**Working data**
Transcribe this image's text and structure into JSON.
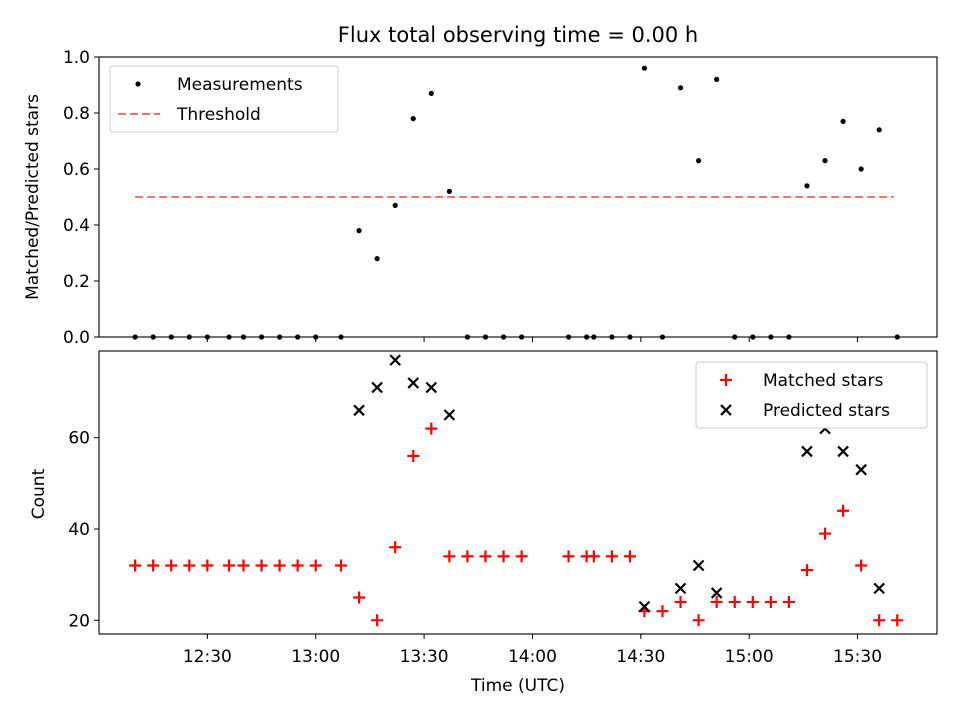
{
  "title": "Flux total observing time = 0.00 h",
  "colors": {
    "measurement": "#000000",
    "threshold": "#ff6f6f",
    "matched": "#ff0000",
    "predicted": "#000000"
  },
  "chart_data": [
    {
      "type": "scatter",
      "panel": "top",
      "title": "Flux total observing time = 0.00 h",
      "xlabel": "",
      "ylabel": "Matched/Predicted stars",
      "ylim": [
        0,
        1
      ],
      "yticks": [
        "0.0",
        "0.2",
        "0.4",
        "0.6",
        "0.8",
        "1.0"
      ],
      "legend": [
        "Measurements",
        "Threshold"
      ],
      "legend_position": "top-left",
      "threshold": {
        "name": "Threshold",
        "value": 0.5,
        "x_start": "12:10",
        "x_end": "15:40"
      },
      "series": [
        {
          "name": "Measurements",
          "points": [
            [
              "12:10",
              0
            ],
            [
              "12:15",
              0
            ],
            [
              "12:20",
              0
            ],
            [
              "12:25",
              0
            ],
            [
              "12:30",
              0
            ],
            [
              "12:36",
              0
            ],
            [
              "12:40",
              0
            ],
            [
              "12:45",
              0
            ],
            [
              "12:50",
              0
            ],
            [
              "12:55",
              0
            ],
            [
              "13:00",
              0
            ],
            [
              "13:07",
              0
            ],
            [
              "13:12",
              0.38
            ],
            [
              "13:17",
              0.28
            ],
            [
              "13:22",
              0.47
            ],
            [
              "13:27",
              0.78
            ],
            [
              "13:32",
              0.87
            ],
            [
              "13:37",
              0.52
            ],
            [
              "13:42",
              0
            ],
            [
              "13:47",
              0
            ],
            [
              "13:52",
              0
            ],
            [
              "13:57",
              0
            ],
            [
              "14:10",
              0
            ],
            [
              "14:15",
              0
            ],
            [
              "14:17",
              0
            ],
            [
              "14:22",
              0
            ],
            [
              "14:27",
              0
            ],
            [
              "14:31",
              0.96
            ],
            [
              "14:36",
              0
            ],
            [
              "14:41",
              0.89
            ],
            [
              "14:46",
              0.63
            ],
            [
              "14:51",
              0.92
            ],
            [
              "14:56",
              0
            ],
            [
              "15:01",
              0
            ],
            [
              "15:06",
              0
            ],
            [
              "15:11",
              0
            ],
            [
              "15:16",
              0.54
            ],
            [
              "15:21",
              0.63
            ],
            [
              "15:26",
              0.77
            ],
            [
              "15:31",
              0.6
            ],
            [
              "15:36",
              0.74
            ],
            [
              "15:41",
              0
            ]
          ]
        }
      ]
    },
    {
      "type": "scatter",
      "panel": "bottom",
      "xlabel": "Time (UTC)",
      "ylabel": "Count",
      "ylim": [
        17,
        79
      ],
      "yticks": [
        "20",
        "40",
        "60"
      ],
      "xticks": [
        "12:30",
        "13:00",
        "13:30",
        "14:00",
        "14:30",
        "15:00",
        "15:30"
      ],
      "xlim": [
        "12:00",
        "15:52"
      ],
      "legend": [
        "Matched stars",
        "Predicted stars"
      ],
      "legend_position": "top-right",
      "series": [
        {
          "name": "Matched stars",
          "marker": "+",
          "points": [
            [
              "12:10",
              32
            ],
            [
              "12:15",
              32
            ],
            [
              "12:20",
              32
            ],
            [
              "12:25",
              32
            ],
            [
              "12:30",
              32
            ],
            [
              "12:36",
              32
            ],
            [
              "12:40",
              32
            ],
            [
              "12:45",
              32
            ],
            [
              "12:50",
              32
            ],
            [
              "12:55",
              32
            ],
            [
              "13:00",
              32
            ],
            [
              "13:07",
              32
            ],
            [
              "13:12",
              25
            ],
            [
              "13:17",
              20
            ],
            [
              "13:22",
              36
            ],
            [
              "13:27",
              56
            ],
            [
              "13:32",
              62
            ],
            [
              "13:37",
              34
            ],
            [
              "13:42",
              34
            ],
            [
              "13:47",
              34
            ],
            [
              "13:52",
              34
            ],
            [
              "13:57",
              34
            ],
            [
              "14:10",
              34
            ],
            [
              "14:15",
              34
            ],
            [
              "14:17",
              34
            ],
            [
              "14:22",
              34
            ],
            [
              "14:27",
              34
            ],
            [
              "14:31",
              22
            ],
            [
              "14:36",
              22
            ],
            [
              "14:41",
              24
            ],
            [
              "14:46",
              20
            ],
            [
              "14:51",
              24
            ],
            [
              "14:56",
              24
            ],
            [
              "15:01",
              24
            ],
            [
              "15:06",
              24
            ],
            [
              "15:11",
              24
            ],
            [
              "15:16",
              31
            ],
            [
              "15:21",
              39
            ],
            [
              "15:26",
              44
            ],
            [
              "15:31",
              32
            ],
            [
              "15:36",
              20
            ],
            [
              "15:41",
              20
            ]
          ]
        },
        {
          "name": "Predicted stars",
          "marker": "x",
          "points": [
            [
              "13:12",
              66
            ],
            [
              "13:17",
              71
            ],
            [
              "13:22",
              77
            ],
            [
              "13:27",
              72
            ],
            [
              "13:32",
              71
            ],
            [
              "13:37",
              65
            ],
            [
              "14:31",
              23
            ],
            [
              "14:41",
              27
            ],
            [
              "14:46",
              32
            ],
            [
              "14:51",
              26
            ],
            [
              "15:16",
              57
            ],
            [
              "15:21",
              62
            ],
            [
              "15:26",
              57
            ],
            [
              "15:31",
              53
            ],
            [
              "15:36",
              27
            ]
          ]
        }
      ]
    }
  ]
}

**Set problem**
An exact transcription of all the entries is required, without the pictures.

**Written response**
Transcribe this image's text and structure into JSON.
{
  "title": "Flux total observing time = 0.00 h",
  "colors": {
    "measurement": "#000000",
    "threshold": "#ff6f6f",
    "matched": "#ff0000",
    "predicted": "#000000"
  },
  "chart_data": [
    {
      "type": "scatter",
      "panel": "top",
      "title": "Flux total observing time = 0.00 h",
      "xlabel": "",
      "ylabel": "Matched/Predicted stars",
      "ylim": [
        0,
        1
      ],
      "yticks": [
        "0.0",
        "0.2",
        "0.4",
        "0.6",
        "0.8",
        "1.0"
      ],
      "legend": [
        "Measurements",
        "Threshold"
      ],
      "legend_position": "top-left",
      "threshold": {
        "name": "Threshold",
        "value": 0.5,
        "x_start": "12:10",
        "x_end": "15:40"
      },
      "series": [
        {
          "name": "Measurements",
          "points": [
            [
              "12:10",
              0
            ],
            [
              "12:15",
              0
            ],
            [
              "12:20",
              0
            ],
            [
              "12:25",
              0
            ],
            [
              "12:30",
              0
            ],
            [
              "12:36",
              0
            ],
            [
              "12:40",
              0
            ],
            [
              "12:45",
              0
            ],
            [
              "12:50",
              0
            ],
            [
              "12:55",
              0
            ],
            [
              "13:00",
              0
            ],
            [
              "13:07",
              0
            ],
            [
              "13:12",
              0.38
            ],
            [
              "13:17",
              0.28
            ],
            [
              "13:22",
              0.47
            ],
            [
              "13:27",
              0.78
            ],
            [
              "13:32",
              0.87
            ],
            [
              "13:37",
              0.52
            ],
            [
              "13:42",
              0
            ],
            [
              "13:47",
              0
            ],
            [
              "13:52",
              0
            ],
            [
              "13:57",
              0
            ],
            [
              "14:10",
              0
            ],
            [
              "14:15",
              0
            ],
            [
              "14:17",
              0
            ],
            [
              "14:22",
              0
            ],
            [
              "14:27",
              0
            ],
            [
              "14:31",
              0.96
            ],
            [
              "14:36",
              0
            ],
            [
              "14:41",
              0.89
            ],
            [
              "14:46",
              0.63
            ],
            [
              "14:51",
              0.92
            ],
            [
              "14:56",
              0
            ],
            [
              "15:01",
              0
            ],
            [
              "15:06",
              0
            ],
            [
              "15:11",
              0
            ],
            [
              "15:16",
              0.54
            ],
            [
              "15:21",
              0.63
            ],
            [
              "15:26",
              0.77
            ],
            [
              "15:31",
              0.6
            ],
            [
              "15:36",
              0.74
            ],
            [
              "15:41",
              0
            ]
          ]
        }
      ]
    },
    {
      "type": "scatter",
      "panel": "bottom",
      "xlabel": "Time (UTC)",
      "ylabel": "Count",
      "ylim": [
        17,
        79
      ],
      "yticks": [
        "20",
        "40",
        "60"
      ],
      "xticks": [
        "12:30",
        "13:00",
        "13:30",
        "14:00",
        "14:30",
        "15:00",
        "15:30"
      ],
      "xlim": [
        "12:00",
        "15:52"
      ],
      "legend": [
        "Matched stars",
        "Predicted stars"
      ],
      "legend_position": "top-right",
      "series": [
        {
          "name": "Matched stars",
          "marker": "+",
          "points": [
            [
              "12:10",
              32
            ],
            [
              "12:15",
              32
            ],
            [
              "12:20",
              32
            ],
            [
              "12:25",
              32
            ],
            [
              "12:30",
              32
            ],
            [
              "12:36",
              32
            ],
            [
              "12:40",
              32
            ],
            [
              "12:45",
              32
            ],
            [
              "12:50",
              32
            ],
            [
              "12:55",
              32
            ],
            [
              "13:00",
              32
            ],
            [
              "13:07",
              32
            ],
            [
              "13:12",
              25
            ],
            [
              "13:17",
              20
            ],
            [
              "13:22",
              36
            ],
            [
              "13:27",
              56
            ],
            [
              "13:32",
              62
            ],
            [
              "13:37",
              34
            ],
            [
              "13:42",
              34
            ],
            [
              "13:47",
              34
            ],
            [
              "13:52",
              34
            ],
            [
              "13:57",
              34
            ],
            [
              "14:10",
              34
            ],
            [
              "14:15",
              34
            ],
            [
              "14:17",
              34
            ],
            [
              "14:22",
              34
            ],
            [
              "14:27",
              34
            ],
            [
              "14:31",
              22
            ],
            [
              "14:36",
              22
            ],
            [
              "14:41",
              24
            ],
            [
              "14:46",
              20
            ],
            [
              "14:51",
              24
            ],
            [
              "14:56",
              24
            ],
            [
              "15:01",
              24
            ],
            [
              "15:06",
              24
            ],
            [
              "15:11",
              24
            ],
            [
              "15:16",
              31
            ],
            [
              "15:21",
              39
            ],
            [
              "15:26",
              44
            ],
            [
              "15:31",
              32
            ],
            [
              "15:36",
              20
            ],
            [
              "15:41",
              20
            ]
          ]
        },
        {
          "name": "Predicted stars",
          "marker": "x",
          "points": [
            [
              "13:12",
              66
            ],
            [
              "13:17",
              71
            ],
            [
              "13:22",
              77
            ],
            [
              "13:27",
              72
            ],
            [
              "13:32",
              71
            ],
            [
              "13:37",
              65
            ],
            [
              "14:31",
              23
            ],
            [
              "14:41",
              27
            ],
            [
              "14:46",
              32
            ],
            [
              "14:51",
              26
            ],
            [
              "15:16",
              57
            ],
            [
              "15:21",
              62
            ],
            [
              "15:26",
              57
            ],
            [
              "15:31",
              53
            ],
            [
              "15:36",
              27
            ]
          ]
        }
      ]
    }
  ]
}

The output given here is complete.